== Exercise prompt ==
Edit the listing by replacing every occurrence of "colorbar-swatch" with "legend-swatch", and keep every other line and character as it is.

== Bounding box annotations ==

◇ ◇ ◇

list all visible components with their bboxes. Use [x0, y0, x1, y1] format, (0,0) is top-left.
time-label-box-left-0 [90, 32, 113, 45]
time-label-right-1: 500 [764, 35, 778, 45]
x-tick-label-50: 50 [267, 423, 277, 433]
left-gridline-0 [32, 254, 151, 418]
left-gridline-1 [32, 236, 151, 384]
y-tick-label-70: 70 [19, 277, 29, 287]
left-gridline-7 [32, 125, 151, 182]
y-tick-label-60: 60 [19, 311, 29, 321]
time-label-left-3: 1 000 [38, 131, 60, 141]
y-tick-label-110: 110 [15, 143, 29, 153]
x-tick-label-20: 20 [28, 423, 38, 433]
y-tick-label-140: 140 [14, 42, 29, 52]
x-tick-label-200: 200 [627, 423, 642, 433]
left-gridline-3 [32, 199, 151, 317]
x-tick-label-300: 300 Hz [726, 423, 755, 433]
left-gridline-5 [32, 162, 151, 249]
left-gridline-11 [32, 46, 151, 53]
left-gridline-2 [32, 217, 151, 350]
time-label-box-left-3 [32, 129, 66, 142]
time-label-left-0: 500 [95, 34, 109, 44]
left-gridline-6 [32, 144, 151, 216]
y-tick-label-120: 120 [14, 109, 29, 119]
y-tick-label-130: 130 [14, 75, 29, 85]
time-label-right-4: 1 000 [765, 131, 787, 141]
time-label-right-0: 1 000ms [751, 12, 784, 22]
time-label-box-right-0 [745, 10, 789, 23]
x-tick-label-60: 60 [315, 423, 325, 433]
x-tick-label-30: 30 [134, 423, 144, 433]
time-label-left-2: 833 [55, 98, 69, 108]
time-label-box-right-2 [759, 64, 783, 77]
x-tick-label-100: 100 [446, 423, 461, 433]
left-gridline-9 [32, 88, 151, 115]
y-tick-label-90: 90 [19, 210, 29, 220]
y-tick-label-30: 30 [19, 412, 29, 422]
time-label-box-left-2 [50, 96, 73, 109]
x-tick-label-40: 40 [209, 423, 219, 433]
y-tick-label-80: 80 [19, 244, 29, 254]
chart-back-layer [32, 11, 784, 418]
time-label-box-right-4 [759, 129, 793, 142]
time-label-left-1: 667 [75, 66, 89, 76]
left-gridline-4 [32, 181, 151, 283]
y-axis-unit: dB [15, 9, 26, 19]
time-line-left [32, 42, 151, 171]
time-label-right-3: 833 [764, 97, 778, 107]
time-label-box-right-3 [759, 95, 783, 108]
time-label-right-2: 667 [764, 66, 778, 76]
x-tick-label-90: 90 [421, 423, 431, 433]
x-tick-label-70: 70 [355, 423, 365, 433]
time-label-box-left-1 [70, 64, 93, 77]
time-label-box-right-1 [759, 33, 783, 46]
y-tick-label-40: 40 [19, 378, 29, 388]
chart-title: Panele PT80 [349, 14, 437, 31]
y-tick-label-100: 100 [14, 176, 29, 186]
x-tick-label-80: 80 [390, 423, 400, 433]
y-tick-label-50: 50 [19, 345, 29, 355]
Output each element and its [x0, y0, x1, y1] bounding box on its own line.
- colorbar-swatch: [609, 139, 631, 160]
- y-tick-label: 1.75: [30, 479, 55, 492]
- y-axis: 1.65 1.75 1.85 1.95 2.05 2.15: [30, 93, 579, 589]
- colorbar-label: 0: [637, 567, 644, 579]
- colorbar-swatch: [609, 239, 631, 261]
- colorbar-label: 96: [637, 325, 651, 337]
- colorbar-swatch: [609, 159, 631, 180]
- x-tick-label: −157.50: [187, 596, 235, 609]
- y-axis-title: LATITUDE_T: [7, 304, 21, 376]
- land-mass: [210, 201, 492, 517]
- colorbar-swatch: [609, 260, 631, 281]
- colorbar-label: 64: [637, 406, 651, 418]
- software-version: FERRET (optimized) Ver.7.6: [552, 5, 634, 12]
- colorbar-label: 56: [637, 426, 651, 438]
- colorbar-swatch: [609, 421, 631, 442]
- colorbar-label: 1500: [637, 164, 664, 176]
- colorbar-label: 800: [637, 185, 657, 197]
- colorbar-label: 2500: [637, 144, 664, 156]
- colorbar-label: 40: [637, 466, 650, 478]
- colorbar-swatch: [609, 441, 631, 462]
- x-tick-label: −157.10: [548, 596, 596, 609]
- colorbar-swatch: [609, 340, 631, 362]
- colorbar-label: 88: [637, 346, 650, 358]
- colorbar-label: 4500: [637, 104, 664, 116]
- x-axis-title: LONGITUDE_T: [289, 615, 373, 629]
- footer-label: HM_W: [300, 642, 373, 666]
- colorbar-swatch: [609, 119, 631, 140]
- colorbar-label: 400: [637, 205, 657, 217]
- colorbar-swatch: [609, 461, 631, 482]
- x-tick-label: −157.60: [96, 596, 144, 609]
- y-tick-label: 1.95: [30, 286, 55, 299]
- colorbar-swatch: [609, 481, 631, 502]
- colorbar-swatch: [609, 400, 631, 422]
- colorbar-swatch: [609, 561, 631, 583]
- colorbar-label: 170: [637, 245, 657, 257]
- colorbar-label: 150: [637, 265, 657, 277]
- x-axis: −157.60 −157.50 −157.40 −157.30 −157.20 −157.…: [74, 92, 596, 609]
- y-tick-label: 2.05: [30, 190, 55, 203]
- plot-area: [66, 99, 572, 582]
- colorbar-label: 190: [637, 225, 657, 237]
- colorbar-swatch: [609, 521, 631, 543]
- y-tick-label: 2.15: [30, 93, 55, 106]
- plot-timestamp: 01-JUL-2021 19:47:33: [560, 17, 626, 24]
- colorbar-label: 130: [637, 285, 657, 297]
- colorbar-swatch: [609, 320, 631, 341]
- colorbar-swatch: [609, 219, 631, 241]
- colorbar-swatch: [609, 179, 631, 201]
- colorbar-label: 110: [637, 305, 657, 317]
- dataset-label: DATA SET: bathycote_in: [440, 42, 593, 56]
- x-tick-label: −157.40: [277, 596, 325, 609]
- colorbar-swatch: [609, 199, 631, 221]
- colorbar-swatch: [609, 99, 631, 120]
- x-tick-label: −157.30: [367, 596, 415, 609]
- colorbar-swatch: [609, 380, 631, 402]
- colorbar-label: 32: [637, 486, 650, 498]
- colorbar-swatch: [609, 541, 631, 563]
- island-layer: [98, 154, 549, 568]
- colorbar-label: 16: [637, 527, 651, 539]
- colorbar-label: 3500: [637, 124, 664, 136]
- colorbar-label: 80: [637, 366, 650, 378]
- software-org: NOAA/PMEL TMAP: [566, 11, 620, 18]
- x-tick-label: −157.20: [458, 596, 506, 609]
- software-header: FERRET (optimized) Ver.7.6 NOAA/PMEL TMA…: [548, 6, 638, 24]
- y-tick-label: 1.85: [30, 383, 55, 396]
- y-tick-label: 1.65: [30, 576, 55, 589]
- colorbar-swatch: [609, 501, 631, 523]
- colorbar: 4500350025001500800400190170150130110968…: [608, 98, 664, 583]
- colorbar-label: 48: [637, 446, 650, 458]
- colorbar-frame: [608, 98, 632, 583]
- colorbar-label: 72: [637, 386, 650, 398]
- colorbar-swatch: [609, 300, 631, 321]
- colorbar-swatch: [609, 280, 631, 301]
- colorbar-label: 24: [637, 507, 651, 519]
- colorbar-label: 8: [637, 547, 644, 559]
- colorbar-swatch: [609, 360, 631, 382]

◇ ◇ ◇

== Correct response ==
list all visible components with their bboxes. Use [x0, y0, x1, y1] format, (0,0) is top-left.
time-label-box-left-0 [90, 32, 113, 45]
time-label-right-1: 500 [764, 35, 778, 45]
x-tick-label-50: 50 [267, 423, 277, 433]
left-gridline-0 [32, 254, 151, 418]
left-gridline-1 [32, 236, 151, 384]
y-tick-label-70: 70 [19, 277, 29, 287]
left-gridline-7 [32, 125, 151, 182]
y-tick-label-60: 60 [19, 311, 29, 321]
time-label-left-3: 1 000 [38, 131, 60, 141]
y-tick-label-110: 110 [15, 143, 29, 153]
x-tick-label-20: 20 [28, 423, 38, 433]
y-tick-label-140: 140 [14, 42, 29, 52]
x-tick-label-200: 200 [627, 423, 642, 433]
left-gridline-3 [32, 199, 151, 317]
x-tick-label-300: 300 Hz [726, 423, 755, 433]
left-gridline-5 [32, 162, 151, 249]
left-gridline-11 [32, 46, 151, 53]
left-gridline-2 [32, 217, 151, 350]
time-label-box-left-3 [32, 129, 66, 142]
time-label-left-0: 500 [95, 34, 109, 44]
left-gridline-6 [32, 144, 151, 216]
y-tick-label-120: 120 [14, 109, 29, 119]
y-tick-label-130: 130 [14, 75, 29, 85]
time-label-right-4: 1 000 [765, 131, 787, 141]
time-label-right-0: 1 000ms [751, 12, 784, 22]
time-label-box-right-0 [745, 10, 789, 23]
x-tick-label-60: 60 [315, 423, 325, 433]
x-tick-label-30: 30 [134, 423, 144, 433]
time-label-left-2: 833 [55, 98, 69, 108]
time-label-box-right-2 [759, 64, 783, 77]
x-tick-label-100: 100 [446, 423, 461, 433]
left-gridline-9 [32, 88, 151, 115]
y-tick-label-90: 90 [19, 210, 29, 220]
y-tick-label-30: 30 [19, 412, 29, 422]
time-label-box-left-2 [50, 96, 73, 109]
x-tick-label-40: 40 [209, 423, 219, 433]
y-tick-label-80: 80 [19, 244, 29, 254]
chart-back-layer [32, 11, 784, 418]
time-label-box-right-4 [759, 129, 793, 142]
time-label-left-1: 667 [75, 66, 89, 76]
left-gridline-4 [32, 181, 151, 283]
y-axis-unit: dB [15, 9, 26, 19]
time-line-left [32, 42, 151, 171]
time-label-right-3: 833 [764, 97, 778, 107]
time-label-box-right-3 [759, 95, 783, 108]
time-label-right-2: 667 [764, 66, 778, 76]
x-tick-label-90: 90 [421, 423, 431, 433]
x-tick-label-70: 70 [355, 423, 365, 433]
time-label-box-left-1 [70, 64, 93, 77]
time-label-box-right-1 [759, 33, 783, 46]
y-tick-label-40: 40 [19, 378, 29, 388]
chart-title: Panele PT80 [349, 14, 437, 31]
y-tick-label-100: 100 [14, 176, 29, 186]
x-tick-label-80: 80 [390, 423, 400, 433]
y-tick-label-50: 50 [19, 345, 29, 355]
Output each element and its [x0, y0, x1, y1] bounding box on its own line.
- legend-swatch: [609, 139, 631, 160]
- y-tick-label: 1.75: [30, 479, 55, 492]
- y-axis: 1.65 1.75 1.85 1.95 2.05 2.15: [30, 93, 579, 589]
- colorbar-label: 0: [637, 567, 644, 579]
- legend-swatch: [609, 239, 631, 261]
- colorbar-label: 96: [637, 325, 651, 337]
- legend-swatch: [609, 159, 631, 180]
- x-tick-label: −157.50: [187, 596, 235, 609]
- y-axis-title: LATITUDE_T: [7, 304, 21, 376]
- land-mass: [210, 201, 492, 517]
- legend-swatch: [609, 260, 631, 281]
- colorbar-label: 64: [637, 406, 651, 418]
- software-version: FERRET (optimized) Ver.7.6: [552, 5, 634, 12]
- colorbar-label: 56: [637, 426, 651, 438]
- legend-swatch: [609, 421, 631, 442]
- colorbar-label: 1500: [637, 164, 664, 176]
- colorbar-label: 800: [637, 185, 657, 197]
- colorbar-label: 2500: [637, 144, 664, 156]
- colorbar-label: 40: [637, 466, 650, 478]
- legend-swatch: [609, 441, 631, 462]
- x-tick-label: −157.10: [548, 596, 596, 609]
- legend-swatch: [609, 340, 631, 362]
- colorbar-label: 88: [637, 346, 650, 358]
- colorbar-label: 4500: [637, 104, 664, 116]
- x-axis-title: LONGITUDE_T: [289, 615, 373, 629]
- footer-label: HM_W: [300, 642, 373, 666]
- legend-swatch: [609, 119, 631, 140]
- colorbar-label: 400: [637, 205, 657, 217]
- legend-swatch: [609, 461, 631, 482]
- x-tick-label: −157.60: [96, 596, 144, 609]
- y-tick-label: 1.95: [30, 286, 55, 299]
- legend-swatch: [609, 481, 631, 502]
- legend-swatch: [609, 400, 631, 422]
- legend-swatch: [609, 561, 631, 583]
- colorbar-label: 170: [637, 245, 657, 257]
- colorbar-label: 150: [637, 265, 657, 277]
- x-axis: −157.60 −157.50 −157.40 −157.30 −157.20 −157.…: [74, 92, 596, 609]
- y-tick-label: 2.05: [30, 190, 55, 203]
- plot-area: [66, 99, 572, 582]
- colorbar-label: 190: [637, 225, 657, 237]
- legend-swatch: [609, 521, 631, 543]
- y-tick-label: 2.15: [30, 93, 55, 106]
- plot-timestamp: 01-JUL-2021 19:47:33: [560, 17, 626, 24]
- colorbar-label: 130: [637, 285, 657, 297]
- legend-swatch: [609, 320, 631, 341]
- legend-swatch: [609, 219, 631, 241]
- legend-swatch: [609, 179, 631, 201]
- colorbar-label: 110: [637, 305, 657, 317]
- dataset-label: DATA SET: bathycote_in: [440, 42, 593, 56]
- x-tick-label: −157.40: [277, 596, 325, 609]
- legend-swatch: [609, 199, 631, 221]
- legend-swatch: [609, 99, 631, 120]
- x-tick-label: −157.30: [367, 596, 415, 609]
- legend-swatch: [609, 380, 631, 402]
- colorbar-label: 32: [637, 486, 650, 498]
- legend-swatch: [609, 541, 631, 563]
- island-layer: [98, 154, 549, 568]
- colorbar-label: 16: [637, 527, 651, 539]
- colorbar-label: 3500: [637, 124, 664, 136]
- colorbar-label: 80: [637, 366, 650, 378]
- software-org: NOAA/PMEL TMAP: [566, 11, 620, 18]
- x-tick-label: −157.20: [458, 596, 506, 609]
- software-header: FERRET (optimized) Ver.7.6 NOAA/PMEL TMA…: [548, 6, 638, 24]
- y-tick-label: 1.85: [30, 383, 55, 396]
- y-tick-label: 1.65: [30, 576, 55, 589]
- legend-swatch: [609, 501, 631, 523]
- colorbar: 4500350025001500800400190170150130110968…: [608, 98, 664, 583]
- colorbar-label: 48: [637, 446, 650, 458]
- colorbar-frame: [608, 98, 632, 583]
- colorbar-label: 72: [637, 386, 650, 398]
- legend-swatch: [609, 300, 631, 321]
- legend-swatch: [609, 280, 631, 301]
- colorbar-label: 24: [637, 507, 651, 519]
- colorbar-label: 8: [637, 547, 644, 559]
- legend-swatch: [609, 360, 631, 382]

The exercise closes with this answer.